Problem to work on:
Reproduce every record exactly as it appears, but not the pictures.

───── Given records ─────

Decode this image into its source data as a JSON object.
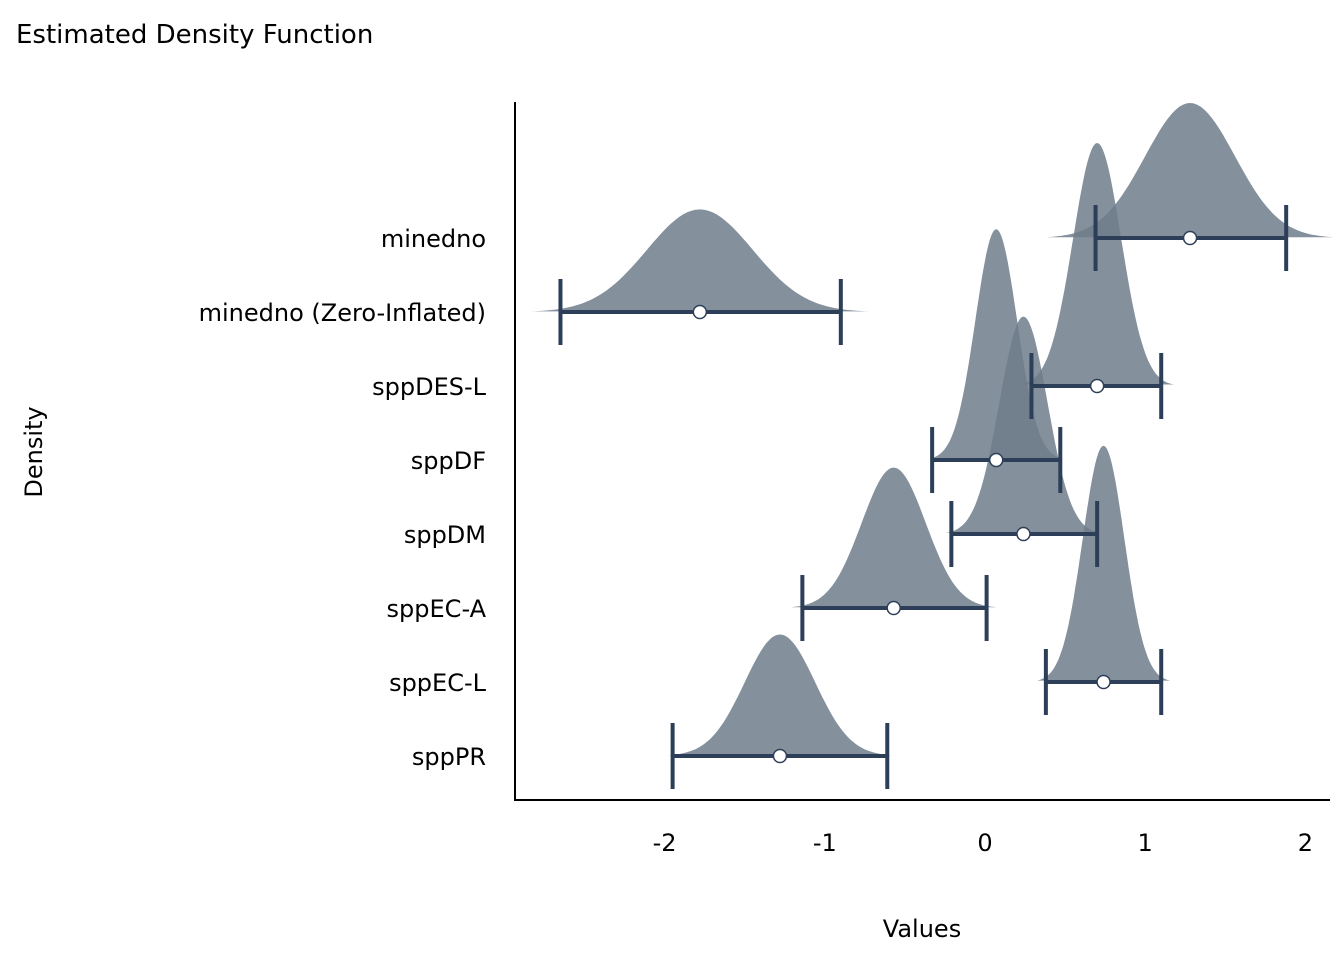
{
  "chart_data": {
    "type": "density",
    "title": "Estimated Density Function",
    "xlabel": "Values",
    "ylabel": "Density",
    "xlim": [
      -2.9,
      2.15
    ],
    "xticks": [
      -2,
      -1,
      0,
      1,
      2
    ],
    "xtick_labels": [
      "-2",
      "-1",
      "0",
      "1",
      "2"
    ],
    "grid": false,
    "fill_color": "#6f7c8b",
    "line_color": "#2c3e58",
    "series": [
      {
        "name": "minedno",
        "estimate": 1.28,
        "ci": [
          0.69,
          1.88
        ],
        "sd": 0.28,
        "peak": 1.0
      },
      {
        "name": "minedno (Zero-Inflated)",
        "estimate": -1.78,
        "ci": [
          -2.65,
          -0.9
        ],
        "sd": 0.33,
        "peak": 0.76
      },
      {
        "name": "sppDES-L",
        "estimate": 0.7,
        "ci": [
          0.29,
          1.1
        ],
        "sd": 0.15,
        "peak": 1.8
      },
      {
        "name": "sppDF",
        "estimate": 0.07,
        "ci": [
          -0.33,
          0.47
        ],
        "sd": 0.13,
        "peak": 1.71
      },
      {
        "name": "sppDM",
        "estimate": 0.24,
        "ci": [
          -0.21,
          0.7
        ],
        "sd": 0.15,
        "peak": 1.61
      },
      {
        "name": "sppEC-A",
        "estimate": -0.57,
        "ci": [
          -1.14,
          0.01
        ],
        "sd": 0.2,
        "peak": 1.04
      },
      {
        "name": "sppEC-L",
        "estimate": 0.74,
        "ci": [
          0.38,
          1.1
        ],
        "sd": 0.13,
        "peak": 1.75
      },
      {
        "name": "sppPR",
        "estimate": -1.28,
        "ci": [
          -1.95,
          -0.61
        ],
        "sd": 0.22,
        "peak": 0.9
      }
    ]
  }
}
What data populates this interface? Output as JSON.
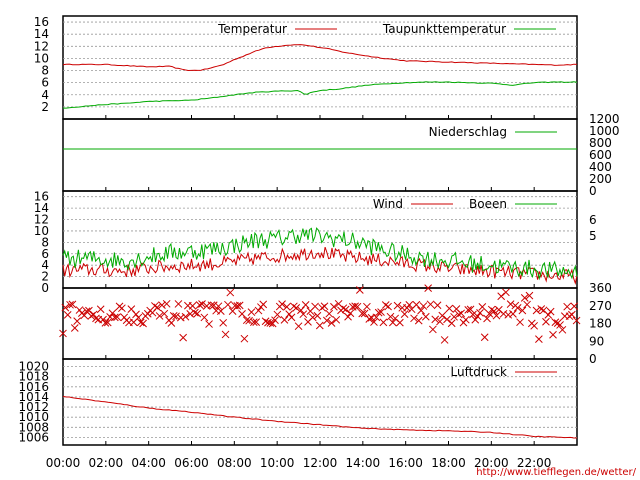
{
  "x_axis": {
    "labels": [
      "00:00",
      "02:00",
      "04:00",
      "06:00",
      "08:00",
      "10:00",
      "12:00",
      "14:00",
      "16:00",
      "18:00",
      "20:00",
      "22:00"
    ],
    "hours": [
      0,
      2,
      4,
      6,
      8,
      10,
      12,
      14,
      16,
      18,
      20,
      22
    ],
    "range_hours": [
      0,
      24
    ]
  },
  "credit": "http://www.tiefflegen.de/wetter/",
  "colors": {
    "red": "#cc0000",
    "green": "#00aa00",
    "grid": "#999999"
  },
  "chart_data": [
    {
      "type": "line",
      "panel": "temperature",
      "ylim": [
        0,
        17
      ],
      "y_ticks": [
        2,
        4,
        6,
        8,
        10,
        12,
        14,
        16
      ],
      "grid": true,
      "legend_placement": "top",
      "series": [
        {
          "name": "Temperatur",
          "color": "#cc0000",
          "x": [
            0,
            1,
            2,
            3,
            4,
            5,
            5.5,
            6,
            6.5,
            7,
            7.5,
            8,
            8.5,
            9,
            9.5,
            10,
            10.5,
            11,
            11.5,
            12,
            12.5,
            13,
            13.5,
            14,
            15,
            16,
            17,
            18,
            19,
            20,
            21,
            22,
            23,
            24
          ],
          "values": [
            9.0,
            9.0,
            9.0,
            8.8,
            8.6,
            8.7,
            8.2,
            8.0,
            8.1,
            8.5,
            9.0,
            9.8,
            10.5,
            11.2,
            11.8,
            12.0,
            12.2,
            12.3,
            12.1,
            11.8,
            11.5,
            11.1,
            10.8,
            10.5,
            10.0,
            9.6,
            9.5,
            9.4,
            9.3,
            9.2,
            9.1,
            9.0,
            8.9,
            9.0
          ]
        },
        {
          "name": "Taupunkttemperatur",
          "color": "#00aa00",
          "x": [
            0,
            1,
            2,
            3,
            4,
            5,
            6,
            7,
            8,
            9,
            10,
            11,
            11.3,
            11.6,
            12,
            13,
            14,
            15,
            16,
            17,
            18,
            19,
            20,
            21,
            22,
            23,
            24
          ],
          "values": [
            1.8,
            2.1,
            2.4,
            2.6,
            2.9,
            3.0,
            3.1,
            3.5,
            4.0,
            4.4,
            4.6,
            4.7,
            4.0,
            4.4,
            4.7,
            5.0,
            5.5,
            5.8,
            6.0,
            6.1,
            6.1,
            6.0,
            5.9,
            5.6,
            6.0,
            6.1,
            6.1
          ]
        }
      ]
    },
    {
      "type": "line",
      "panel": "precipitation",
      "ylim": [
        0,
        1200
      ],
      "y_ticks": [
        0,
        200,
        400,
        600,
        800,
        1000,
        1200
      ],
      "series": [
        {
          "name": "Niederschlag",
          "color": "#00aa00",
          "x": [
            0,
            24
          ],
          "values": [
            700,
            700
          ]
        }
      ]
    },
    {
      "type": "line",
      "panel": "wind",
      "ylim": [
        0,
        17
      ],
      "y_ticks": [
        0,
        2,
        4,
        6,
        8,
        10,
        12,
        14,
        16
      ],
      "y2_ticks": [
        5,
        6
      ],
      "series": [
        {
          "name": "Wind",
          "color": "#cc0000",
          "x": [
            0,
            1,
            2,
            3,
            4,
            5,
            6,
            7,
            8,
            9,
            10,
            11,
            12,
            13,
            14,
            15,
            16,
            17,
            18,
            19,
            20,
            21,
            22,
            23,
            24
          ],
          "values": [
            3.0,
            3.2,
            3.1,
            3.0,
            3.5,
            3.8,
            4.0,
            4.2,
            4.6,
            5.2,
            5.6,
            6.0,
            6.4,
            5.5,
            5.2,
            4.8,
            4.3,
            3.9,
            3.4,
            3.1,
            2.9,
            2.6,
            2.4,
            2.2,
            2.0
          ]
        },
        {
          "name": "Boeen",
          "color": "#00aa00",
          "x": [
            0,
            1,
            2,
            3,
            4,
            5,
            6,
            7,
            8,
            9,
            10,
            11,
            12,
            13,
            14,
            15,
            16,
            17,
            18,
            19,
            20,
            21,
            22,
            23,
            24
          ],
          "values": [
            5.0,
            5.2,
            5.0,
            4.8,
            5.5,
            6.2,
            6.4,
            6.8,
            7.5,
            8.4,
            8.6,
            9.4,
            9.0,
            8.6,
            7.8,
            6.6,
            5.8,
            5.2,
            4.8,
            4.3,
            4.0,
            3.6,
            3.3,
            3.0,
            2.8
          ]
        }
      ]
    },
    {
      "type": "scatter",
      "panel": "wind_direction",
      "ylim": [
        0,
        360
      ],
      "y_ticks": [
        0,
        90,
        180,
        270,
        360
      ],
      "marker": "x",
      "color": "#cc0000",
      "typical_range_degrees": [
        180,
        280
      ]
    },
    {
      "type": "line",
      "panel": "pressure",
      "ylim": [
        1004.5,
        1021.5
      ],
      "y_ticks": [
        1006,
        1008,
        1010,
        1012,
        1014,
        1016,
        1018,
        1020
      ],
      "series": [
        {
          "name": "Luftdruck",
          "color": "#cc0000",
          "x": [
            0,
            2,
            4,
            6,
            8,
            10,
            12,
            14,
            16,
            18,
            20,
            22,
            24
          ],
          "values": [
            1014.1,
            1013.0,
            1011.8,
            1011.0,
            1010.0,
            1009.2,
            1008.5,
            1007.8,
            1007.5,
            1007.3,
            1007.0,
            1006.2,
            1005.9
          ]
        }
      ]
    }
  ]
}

─────

The result:
Decode this image into its source data as a JSON object.
{
  "chart_data": {
    "type": "density",
    "title": "Estimated Density Function",
    "xlabel": "Values",
    "ylabel": "Density",
    "xlim": [
      -2.9,
      2.15
    ],
    "xticks": [
      -2,
      -1,
      0,
      1,
      2
    ],
    "xtick_labels": [
      "-2",
      "-1",
      "0",
      "1",
      "2"
    ],
    "grid": false,
    "fill_color": "#6f7c8b",
    "line_color": "#2c3e58",
    "series": [
      {
        "name": "minedno",
        "estimate": 1.28,
        "ci": [
          0.69,
          1.88
        ],
        "sd": 0.28,
        "peak": 1.0
      },
      {
        "name": "minedno (Zero-Inflated)",
        "estimate": -1.78,
        "ci": [
          -2.65,
          -0.9
        ],
        "sd": 0.33,
        "peak": 0.76
      },
      {
        "name": "sppDES-L",
        "estimate": 0.7,
        "ci": [
          0.29,
          1.1
        ],
        "sd": 0.15,
        "peak": 1.8
      },
      {
        "name": "sppDF",
        "estimate": 0.07,
        "ci": [
          -0.33,
          0.47
        ],
        "sd": 0.13,
        "peak": 1.71
      },
      {
        "name": "sppDM",
        "estimate": 0.24,
        "ci": [
          -0.21,
          0.7
        ],
        "sd": 0.15,
        "peak": 1.61
      },
      {
        "name": "sppEC-A",
        "estimate": -0.57,
        "ci": [
          -1.14,
          0.01
        ],
        "sd": 0.2,
        "peak": 1.04
      },
      {
        "name": "sppEC-L",
        "estimate": 0.74,
        "ci": [
          0.38,
          1.1
        ],
        "sd": 0.13,
        "peak": 1.75
      },
      {
        "name": "sppPR",
        "estimate": -1.28,
        "ci": [
          -1.95,
          -0.61
        ],
        "sd": 0.22,
        "peak": 0.9
      }
    ]
  }
}
What data populates this interface? Output as JSON.
{
  "x_axis": {
    "labels": [
      "00:00",
      "02:00",
      "04:00",
      "06:00",
      "08:00",
      "10:00",
      "12:00",
      "14:00",
      "16:00",
      "18:00",
      "20:00",
      "22:00"
    ],
    "hours": [
      0,
      2,
      4,
      6,
      8,
      10,
      12,
      14,
      16,
      18,
      20,
      22
    ],
    "range_hours": [
      0,
      24
    ]
  },
  "credit": "http://www.tiefflegen.de/wetter/",
  "colors": {
    "red": "#cc0000",
    "green": "#00aa00",
    "grid": "#999999"
  },
  "chart_data": [
    {
      "type": "line",
      "panel": "temperature",
      "ylim": [
        0,
        17
      ],
      "y_ticks": [
        2,
        4,
        6,
        8,
        10,
        12,
        14,
        16
      ],
      "grid": true,
      "legend_placement": "top",
      "series": [
        {
          "name": "Temperatur",
          "color": "#cc0000",
          "x": [
            0,
            1,
            2,
            3,
            4,
            5,
            5.5,
            6,
            6.5,
            7,
            7.5,
            8,
            8.5,
            9,
            9.5,
            10,
            10.5,
            11,
            11.5,
            12,
            12.5,
            13,
            13.5,
            14,
            15,
            16,
            17,
            18,
            19,
            20,
            21,
            22,
            23,
            24
          ],
          "values": [
            9.0,
            9.0,
            9.0,
            8.8,
            8.6,
            8.7,
            8.2,
            8.0,
            8.1,
            8.5,
            9.0,
            9.8,
            10.5,
            11.2,
            11.8,
            12.0,
            12.2,
            12.3,
            12.1,
            11.8,
            11.5,
            11.1,
            10.8,
            10.5,
            10.0,
            9.6,
            9.5,
            9.4,
            9.3,
            9.2,
            9.1,
            9.0,
            8.9,
            9.0
          ]
        },
        {
          "name": "Taupunkttemperatur",
          "color": "#00aa00",
          "x": [
            0,
            1,
            2,
            3,
            4,
            5,
            6,
            7,
            8,
            9,
            10,
            11,
            11.3,
            11.6,
            12,
            13,
            14,
            15,
            16,
            17,
            18,
            19,
            20,
            21,
            22,
            23,
            24
          ],
          "values": [
            1.8,
            2.1,
            2.4,
            2.6,
            2.9,
            3.0,
            3.1,
            3.5,
            4.0,
            4.4,
            4.6,
            4.7,
            4.0,
            4.4,
            4.7,
            5.0,
            5.5,
            5.8,
            6.0,
            6.1,
            6.1,
            6.0,
            5.9,
            5.6,
            6.0,
            6.1,
            6.1
          ]
        }
      ]
    },
    {
      "type": "line",
      "panel": "precipitation",
      "ylim": [
        0,
        1200
      ],
      "y_ticks": [
        0,
        200,
        400,
        600,
        800,
        1000,
        1200
      ],
      "series": [
        {
          "name": "Niederschlag",
          "color": "#00aa00",
          "x": [
            0,
            24
          ],
          "values": [
            700,
            700
          ]
        }
      ]
    },
    {
      "type": "line",
      "panel": "wind",
      "ylim": [
        0,
        17
      ],
      "y_ticks": [
        0,
        2,
        4,
        6,
        8,
        10,
        12,
        14,
        16
      ],
      "y2_ticks": [
        5,
        6
      ],
      "series": [
        {
          "name": "Wind",
          "color": "#cc0000",
          "x": [
            0,
            1,
            2,
            3,
            4,
            5,
            6,
            7,
            8,
            9,
            10,
            11,
            12,
            13,
            14,
            15,
            16,
            17,
            18,
            19,
            20,
            21,
            22,
            23,
            24
          ],
          "values": [
            3.0,
            3.2,
            3.1,
            3.0,
            3.5,
            3.8,
            4.0,
            4.2,
            4.6,
            5.2,
            5.6,
            6.0,
            6.4,
            5.5,
            5.2,
            4.8,
            4.3,
            3.9,
            3.4,
            3.1,
            2.9,
            2.6,
            2.4,
            2.2,
            2.0
          ]
        },
        {
          "name": "Boeen",
          "color": "#00aa00",
          "x": [
            0,
            1,
            2,
            3,
            4,
            5,
            6,
            7,
            8,
            9,
            10,
            11,
            12,
            13,
            14,
            15,
            16,
            17,
            18,
            19,
            20,
            21,
            22,
            23,
            24
          ],
          "values": [
            5.0,
            5.2,
            5.0,
            4.8,
            5.5,
            6.2,
            6.4,
            6.8,
            7.5,
            8.4,
            8.6,
            9.4,
            9.0,
            8.6,
            7.8,
            6.6,
            5.8,
            5.2,
            4.8,
            4.3,
            4.0,
            3.6,
            3.3,
            3.0,
            2.8
          ]
        }
      ]
    },
    {
      "type": "scatter",
      "panel": "wind_direction",
      "ylim": [
        0,
        360
      ],
      "y_ticks": [
        0,
        90,
        180,
        270,
        360
      ],
      "marker": "x",
      "color": "#cc0000",
      "typical_range_degrees": [
        180,
        280
      ]
    },
    {
      "type": "line",
      "panel": "pressure",
      "ylim": [
        1004.5,
        1021.5
      ],
      "y_ticks": [
        1006,
        1008,
        1010,
        1012,
        1014,
        1016,
        1018,
        1020
      ],
      "series": [
        {
          "name": "Luftdruck",
          "color": "#cc0000",
          "x": [
            0,
            2,
            4,
            6,
            8,
            10,
            12,
            14,
            16,
            18,
            20,
            22,
            24
          ],
          "values": [
            1014.1,
            1013.0,
            1011.8,
            1011.0,
            1010.0,
            1009.2,
            1008.5,
            1007.8,
            1007.5,
            1007.3,
            1007.0,
            1006.2,
            1005.9
          ]
        }
      ]
    }
  ]
}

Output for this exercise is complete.